— begin —

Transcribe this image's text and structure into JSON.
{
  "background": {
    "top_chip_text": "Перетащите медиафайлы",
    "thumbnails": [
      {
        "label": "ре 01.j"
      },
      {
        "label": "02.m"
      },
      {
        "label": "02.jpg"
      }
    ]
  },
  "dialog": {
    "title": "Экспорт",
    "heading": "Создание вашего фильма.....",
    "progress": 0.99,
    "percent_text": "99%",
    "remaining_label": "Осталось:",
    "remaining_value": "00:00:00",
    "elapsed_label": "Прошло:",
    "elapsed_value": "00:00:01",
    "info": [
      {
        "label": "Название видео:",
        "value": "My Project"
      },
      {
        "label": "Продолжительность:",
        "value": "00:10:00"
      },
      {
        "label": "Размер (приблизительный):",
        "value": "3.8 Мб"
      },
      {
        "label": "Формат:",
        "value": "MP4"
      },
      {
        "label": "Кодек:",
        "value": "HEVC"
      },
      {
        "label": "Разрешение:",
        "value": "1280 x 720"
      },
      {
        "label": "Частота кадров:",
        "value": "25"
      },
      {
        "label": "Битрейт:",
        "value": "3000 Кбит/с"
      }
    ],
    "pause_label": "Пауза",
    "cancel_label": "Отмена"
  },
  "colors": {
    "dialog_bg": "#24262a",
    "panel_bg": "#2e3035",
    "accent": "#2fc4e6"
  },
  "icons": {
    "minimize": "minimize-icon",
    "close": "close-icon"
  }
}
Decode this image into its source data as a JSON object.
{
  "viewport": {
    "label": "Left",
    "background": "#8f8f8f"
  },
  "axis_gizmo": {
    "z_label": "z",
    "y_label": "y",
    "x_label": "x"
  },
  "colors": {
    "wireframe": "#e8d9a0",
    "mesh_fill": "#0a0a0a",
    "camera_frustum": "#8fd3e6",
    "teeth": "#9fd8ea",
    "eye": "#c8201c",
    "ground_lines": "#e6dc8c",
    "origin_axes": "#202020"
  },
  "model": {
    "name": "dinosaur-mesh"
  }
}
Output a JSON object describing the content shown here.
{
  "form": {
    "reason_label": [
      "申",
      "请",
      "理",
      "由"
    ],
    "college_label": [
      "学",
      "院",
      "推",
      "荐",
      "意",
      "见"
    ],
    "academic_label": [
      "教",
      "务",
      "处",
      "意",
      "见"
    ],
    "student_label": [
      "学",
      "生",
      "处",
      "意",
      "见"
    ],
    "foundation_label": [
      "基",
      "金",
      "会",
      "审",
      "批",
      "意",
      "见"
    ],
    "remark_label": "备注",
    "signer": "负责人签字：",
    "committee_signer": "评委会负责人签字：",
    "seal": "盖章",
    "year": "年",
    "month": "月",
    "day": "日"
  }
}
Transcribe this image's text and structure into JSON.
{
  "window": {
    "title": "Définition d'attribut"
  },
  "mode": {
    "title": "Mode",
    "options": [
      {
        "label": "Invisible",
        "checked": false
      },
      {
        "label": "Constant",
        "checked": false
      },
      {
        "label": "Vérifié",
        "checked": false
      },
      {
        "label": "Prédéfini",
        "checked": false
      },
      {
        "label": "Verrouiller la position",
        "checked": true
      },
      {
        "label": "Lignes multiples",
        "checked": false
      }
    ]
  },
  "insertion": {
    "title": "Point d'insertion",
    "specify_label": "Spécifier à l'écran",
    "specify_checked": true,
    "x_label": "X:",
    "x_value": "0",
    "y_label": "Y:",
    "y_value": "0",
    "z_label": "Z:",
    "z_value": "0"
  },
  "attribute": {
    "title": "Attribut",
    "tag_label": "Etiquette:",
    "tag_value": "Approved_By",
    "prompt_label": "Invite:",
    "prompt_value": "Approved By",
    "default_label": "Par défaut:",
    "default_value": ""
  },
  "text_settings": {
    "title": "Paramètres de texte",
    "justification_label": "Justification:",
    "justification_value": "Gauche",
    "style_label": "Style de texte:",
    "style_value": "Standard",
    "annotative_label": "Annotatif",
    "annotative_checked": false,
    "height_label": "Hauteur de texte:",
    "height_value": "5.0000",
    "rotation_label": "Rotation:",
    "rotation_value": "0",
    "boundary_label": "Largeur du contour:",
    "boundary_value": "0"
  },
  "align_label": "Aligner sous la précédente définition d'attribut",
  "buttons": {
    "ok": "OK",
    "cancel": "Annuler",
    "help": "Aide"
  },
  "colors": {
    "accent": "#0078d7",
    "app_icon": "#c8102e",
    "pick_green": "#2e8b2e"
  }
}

— end —

• Instructions to follow: Above are some records; extract every one of them exactly.

• Response to this exercise:
Transcribe this image's text and structure into JSON.
{
  "background": {
    "top_chip_text": "Перетащите медиафайлы",
    "thumbnails": [
      {
        "label": "ре 01.j"
      },
      {
        "label": "02.m"
      },
      {
        "label": "02.jpg"
      }
    ]
  },
  "dialog": {
    "title": "Экспорт",
    "heading": "Создание вашего фильма.....",
    "progress": 0.99,
    "percent_text": "99%",
    "remaining_label": "Осталось:",
    "remaining_value": "00:00:00",
    "elapsed_label": "Прошло:",
    "elapsed_value": "00:00:01",
    "info": [
      {
        "label": "Название видео:",
        "value": "My Project"
      },
      {
        "label": "Продолжительность:",
        "value": "00:10:00"
      },
      {
        "label": "Размер (приблизительный):",
        "value": "3.8 Мб"
      },
      {
        "label": "Формат:",
        "value": "MP4"
      },
      {
        "label": "Кодек:",
        "value": "HEVC"
      },
      {
        "label": "Разрешение:",
        "value": "1280 x 720"
      },
      {
        "label": "Частота кадров:",
        "value": "25"
      },
      {
        "label": "Битрейт:",
        "value": "3000 Кбит/с"
      }
    ],
    "pause_label": "Пауза",
    "cancel_label": "Отмена"
  },
  "colors": {
    "dialog_bg": "#24262a",
    "panel_bg": "#2e3035",
    "accent": "#2fc4e6"
  },
  "icons": {
    "minimize": "minimize-icon",
    "close": "close-icon"
  }
}
Decode this image into its source data as a JSON object.
{
  "viewport": {
    "label": "Left",
    "background": "#8f8f8f"
  },
  "axis_gizmo": {
    "z_label": "z",
    "y_label": "y",
    "x_label": "x"
  },
  "colors": {
    "wireframe": "#e8d9a0",
    "mesh_fill": "#0a0a0a",
    "camera_frustum": "#8fd3e6",
    "teeth": "#9fd8ea",
    "eye": "#c8201c",
    "ground_lines": "#e6dc8c",
    "origin_axes": "#202020"
  },
  "model": {
    "name": "dinosaur-mesh"
  }
}
Output a JSON object describing the content shown here.
{
  "form": {
    "reason_label": [
      "申",
      "请",
      "理",
      "由"
    ],
    "college_label": [
      "学",
      "院",
      "推",
      "荐",
      "意",
      "见"
    ],
    "academic_label": [
      "教",
      "务",
      "处",
      "意",
      "见"
    ],
    "student_label": [
      "学",
      "生",
      "处",
      "意",
      "见"
    ],
    "foundation_label": [
      "基",
      "金",
      "会",
      "审",
      "批",
      "意",
      "见"
    ],
    "remark_label": "备注",
    "signer": "负责人签字：",
    "committee_signer": "评委会负责人签字：",
    "seal": "盖章",
    "year": "年",
    "month": "月",
    "day": "日"
  }
}
Transcribe this image's text and structure into JSON.
{
  "window": {
    "title": "Définition d'attribut"
  },
  "mode": {
    "title": "Mode",
    "options": [
      {
        "label": "Invisible",
        "checked": false
      },
      {
        "label": "Constant",
        "checked": false
      },
      {
        "label": "Vérifié",
        "checked": false
      },
      {
        "label": "Prédéfini",
        "checked": false
      },
      {
        "label": "Verrouiller la position",
        "checked": true
      },
      {
        "label": "Lignes multiples",
        "checked": false
      }
    ]
  },
  "insertion": {
    "title": "Point d'insertion",
    "specify_label": "Spécifier à l'écran",
    "specify_checked": true,
    "x_label": "X:",
    "x_value": "0",
    "y_label": "Y:",
    "y_value": "0",
    "z_label": "Z:",
    "z_value": "0"
  },
  "attribute": {
    "title": "Attribut",
    "tag_label": "Etiquette:",
    "tag_value": "Approved_By",
    "prompt_label": "Invite:",
    "prompt_value": "Approved By",
    "default_label": "Par défaut:",
    "default_value": ""
  },
  "text_settings": {
    "title": "Paramètres de texte",
    "justification_label": "Justification:",
    "justification_value": "Gauche",
    "style_label": "Style de texte:",
    "style_value": "Standard",
    "annotative_label": "Annotatif",
    "annotative_checked": false,
    "height_label": "Hauteur de texte:",
    "height_value": "5.0000",
    "rotation_label": "Rotation:",
    "rotation_value": "0",
    "boundary_label": "Largeur du contour:",
    "boundary_value": "0"
  },
  "align_label": "Aligner sous la précédente définition d'attribut",
  "buttons": {
    "ok": "OK",
    "cancel": "Annuler",
    "help": "Aide"
  },
  "colors": {
    "accent": "#0078d7",
    "app_icon": "#c8102e",
    "pick_green": "#2e8b2e"
  }
}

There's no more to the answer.